Crack e marijuana, l’attività di spaccio era a conduzione familiare. Arrestati zio e nipote a San Cataldo

Nella mattinata del 12 Luglio i Carabinieri della sezione operativa della Compagnia di Caltanissetta e della Tenenza di San Cataldo hanno dato esecuzione all’ordinanza di custodia cautelare in carcere emessa da G.I.P. presso il Tribunale di Caltanissetta, su richiesta della locale Procura della Repubblica, nei confronti di B.A. e F.S., zio e nipote, rispettivamente di 41 e 21 anni, per il reato di detenzione e spaccio di sostanze stupefacenti in concorso. L’attività investigativa condotta dai militari dell’Arma di Caltanissetta e San Cataldo, sotto il coordinamento della Procura della Repubblica presso il Tribunale di Caltanissetta, ha disvelato ripetute violazioni commesse nell’arco temporale compreso tra l’aprile e il novembre 2020, da parte dei destinatari della misura cautelare, della disciplina sugli stupefacenti.

*Azioni richieste*.
1 > Secondo l'articolo, in quale arco temporale sono state commesse le violazioni della disciplina sugli stupefacenti?
2 > Riscrivi la parte dell'articolo che inizia con "Nella mattinata del" e termina con "disciplina sugli stupefacenti.", sostituendo "Tenenza" con "Stazione".

*Voci tratte da una raccolta*.

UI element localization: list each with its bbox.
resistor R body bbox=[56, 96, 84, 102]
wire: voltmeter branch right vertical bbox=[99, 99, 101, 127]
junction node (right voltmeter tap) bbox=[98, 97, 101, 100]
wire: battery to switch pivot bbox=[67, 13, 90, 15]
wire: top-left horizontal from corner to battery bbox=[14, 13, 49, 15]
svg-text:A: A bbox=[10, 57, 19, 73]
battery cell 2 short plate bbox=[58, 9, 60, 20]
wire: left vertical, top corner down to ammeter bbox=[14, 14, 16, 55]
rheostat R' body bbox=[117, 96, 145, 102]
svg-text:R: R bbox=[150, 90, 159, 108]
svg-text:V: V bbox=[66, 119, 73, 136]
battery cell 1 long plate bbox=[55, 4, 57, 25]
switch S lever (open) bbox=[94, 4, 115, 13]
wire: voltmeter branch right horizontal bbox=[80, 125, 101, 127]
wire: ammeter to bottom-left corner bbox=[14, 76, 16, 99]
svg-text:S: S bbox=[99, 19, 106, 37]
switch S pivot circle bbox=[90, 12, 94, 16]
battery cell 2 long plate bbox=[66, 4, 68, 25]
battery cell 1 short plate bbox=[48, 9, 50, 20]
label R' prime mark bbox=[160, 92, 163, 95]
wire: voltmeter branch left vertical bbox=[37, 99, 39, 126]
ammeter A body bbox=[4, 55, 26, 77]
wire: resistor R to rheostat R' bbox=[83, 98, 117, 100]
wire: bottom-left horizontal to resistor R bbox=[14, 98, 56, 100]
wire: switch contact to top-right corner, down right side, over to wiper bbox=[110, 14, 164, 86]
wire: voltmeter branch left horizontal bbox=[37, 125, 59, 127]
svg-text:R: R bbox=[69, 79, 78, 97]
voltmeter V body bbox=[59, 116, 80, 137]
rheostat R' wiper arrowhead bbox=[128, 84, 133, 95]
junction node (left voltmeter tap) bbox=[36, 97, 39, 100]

*Risultati*.
1 > Tra l'aprile e il novembre 2020.

2 >
Nella mattinata del 12 Luglio i Carabinieri della sezione operativa della Compagnia di Caltanissetta e della Stazione di San Cataldo hanno dato esecuzione all’ordinanza di custodia cautelare in carcere emessa da G.I.P. presso il Tribunale di Caltanissetta, su richiesta della locale Procura della Repubblica, nei confronti di B.A. e F.S., zio e nipote, rispettivamente di 41 e 21 anni, per il reato di detenzione e spaccio di sostanze stupefacenti in concorso. L’attività investigativa condotta dai militari dell’Arma di Caltanissetta e San Cataldo, sotto il coordinamento della Procura della Repubblica presso il Tribunale di Caltanissetta, ha disvelato ripetute violazioni commesse nell’arco temporale compreso tra l’aprile e il novembre 2020, da parte dei destinatari della misura cautelare, della disciplina sugli stupefacenti.